> [PASSAGE TO READ]

Posted by Frank Jacobs
https://bigthink.com/strange-maps/the-strait-of-hormuz-is-todays-energy-chokepoint-china-is-tomorrows/

Here’s something you didn’t know about the Strait of Hormuz: It is named after Ahura Mazda, the Zoroastrian sky god. And here’s another: In about 20 years, Iran will likely be unable to throttle the global economy by closing this maritime chokepoint, as it did in response to the latest U.S.-Israeli war on its Islamic regime.
Why? Because we’ll be two decades further down the road to decarbonization. Oil will still flow out of the Strait, but it will matter significantly less to the world economy and the cost of driving in the U.S.
Electrification’s push and pull
As of early 2026, there are around 5.8 million EVs on U.S. roads, or just under 2% of all passenger vehicles. Projections for 2050 vary widely, from a low of 11% to a high of 75%.
The chasm between those figures is due to two opposing forces pulling at the market. The case against accelerated electrification is bolstered by the recent slump in EV sales, which is driven, in part, by the dismantling of pro-EV measures, such as federal EV tax credits and EPA tailpipe emissions standards. But favoring accelerated electrification is the gas price spike due to the war in Iran, which has rekindled consumer interest in going electric.

> [PROVIDED MATERIAL]
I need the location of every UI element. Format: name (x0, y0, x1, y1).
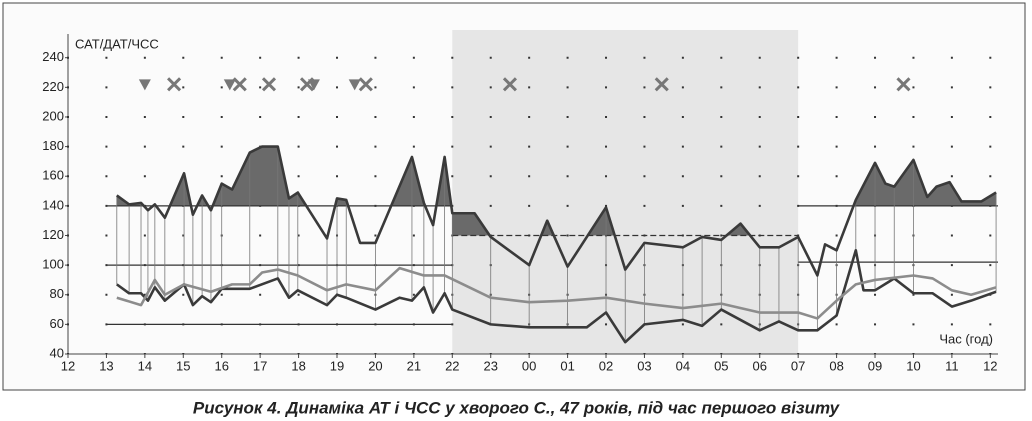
cross-marker (502, 77, 518, 92)
cross-marker (232, 77, 247, 92)
x-tick-label: 23 (483, 358, 497, 373)
x-tick-label: 22 (445, 358, 459, 373)
x-tick-label: 18 (291, 358, 305, 373)
x-tick-label: 12 (983, 358, 997, 373)
x-tick-label: 08 (829, 358, 843, 373)
x-tick-label: 21 (407, 358, 421, 373)
y-tick-label: 220 (42, 79, 64, 94)
x-tick-label: 10 (906, 358, 920, 373)
x-tick-label: 00 (522, 358, 536, 373)
x-tick-label: 02 (599, 358, 613, 373)
x-tick-label: 01 (560, 358, 574, 373)
cross-marker (299, 77, 315, 92)
x-tick-label: 12 (61, 358, 75, 373)
x-tick-label: 05 (714, 358, 728, 373)
triangle-marker (138, 79, 151, 91)
x-tick-label: 11 (945, 358, 959, 373)
x-tick-label: 16 (214, 358, 228, 373)
y-tick-label: 180 (42, 138, 64, 153)
x-tick-label: 07 (791, 358, 805, 373)
series-line (116, 145, 997, 277)
triangle-marker (348, 79, 361, 91)
x-tick-label: 06 (753, 358, 767, 373)
caption: Рисунок 4. Динаміка АТ і ЧСС у хворого С… (193, 398, 841, 417)
y-tick-label: 160 (42, 168, 64, 183)
x-axis-label: Час (год) (939, 331, 993, 346)
y-axis-label: САТ/ДАТ/ЧСС (75, 36, 159, 51)
cross-marker (167, 77, 182, 92)
y-tick-label: 240 (42, 49, 64, 64)
y-tick-label: 60 (50, 316, 64, 331)
x-tick-label: 19 (330, 358, 344, 373)
x-tick-label: 15 (176, 358, 190, 373)
series-line (116, 248, 997, 344)
cross-marker (654, 77, 669, 92)
y-tick-label: 40 (50, 345, 64, 360)
cross-marker (358, 77, 373, 92)
y-tick-label: 140 (42, 197, 64, 212)
x-tick-label: 14 (138, 358, 152, 373)
x-tick-label: 03 (637, 358, 651, 373)
y-tick-label: 200 (42, 108, 64, 123)
x-tick-label: 09 (868, 358, 882, 373)
y-tick-label: 100 (42, 257, 64, 272)
y-tick-label: 80 (50, 286, 64, 301)
plot-layer (116, 77, 997, 344)
series-line (116, 266, 997, 320)
y-tick-label: 120 (42, 227, 64, 242)
x-tick-label: 04 (676, 358, 690, 373)
x-tick-label: 17 (253, 358, 267, 373)
triangle-marker (223, 79, 236, 91)
x-tick-label: 13 (99, 358, 113, 373)
cross-marker (896, 77, 911, 92)
cross-marker (261, 77, 277, 92)
x-tick-label: 20 (368, 358, 382, 373)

> [WHAT THE TASK ASKS] Carry the Strait of Hormuz article forward from its last sentence, keeping its tone and subject.

> [EXPECTED ANSWER]
Decarbonization will help insulate the world economy against sudden oil price shocks like those caused by disruptions in the Strait of Hormuz.
Whether the number of EVs on the road grows quickly or slowly, it is safe to assume the vehicles will make up a significantly larger part of America’s car fleet 20 years from now than they do today — and that the people who drive them will be much better insulated against sudden oil price shocks.
The world economy as a whole should be better insulated, too, although predictions here also vary widely.
In November 2025, the International Energy Agency (IEA), which has been predicting for years that global oil demand would peak in 2030, introduced a Current Policies Scenario. It projects that, if current government policies remain in place (rather than changing as governments promise they will), global oil demand will continue to increase for the time being, postponing “peak oil” until mid-century.
It should be noted, however, that this change-nothing scenario was introduced following pressure from the Trump administration, which had been critical of the IEA’s pro-energy transition focus. The IEA’s Stated Policies Scenario still sees oil demand flattening around 2030 and then declining to 45% less than it is today by 2050. In the increasingly less achievable Net Zero Emissions by 2050 Scenario, oil and gas demand would drop by 75%.
More sustainable, yes — but also more stable?
All of those scenarios were written before the current war in Iran. The closure of the Strait of Hormuz (and the U.S. counterblockade) has added economic urgency to the energy transition that’s already underway worldwide. With petroleum getting more expensive and the price of energy from renewables dropping toward so-called grid parity, economic self-interest is replacing concern for the climate as the main driver of decarbonization.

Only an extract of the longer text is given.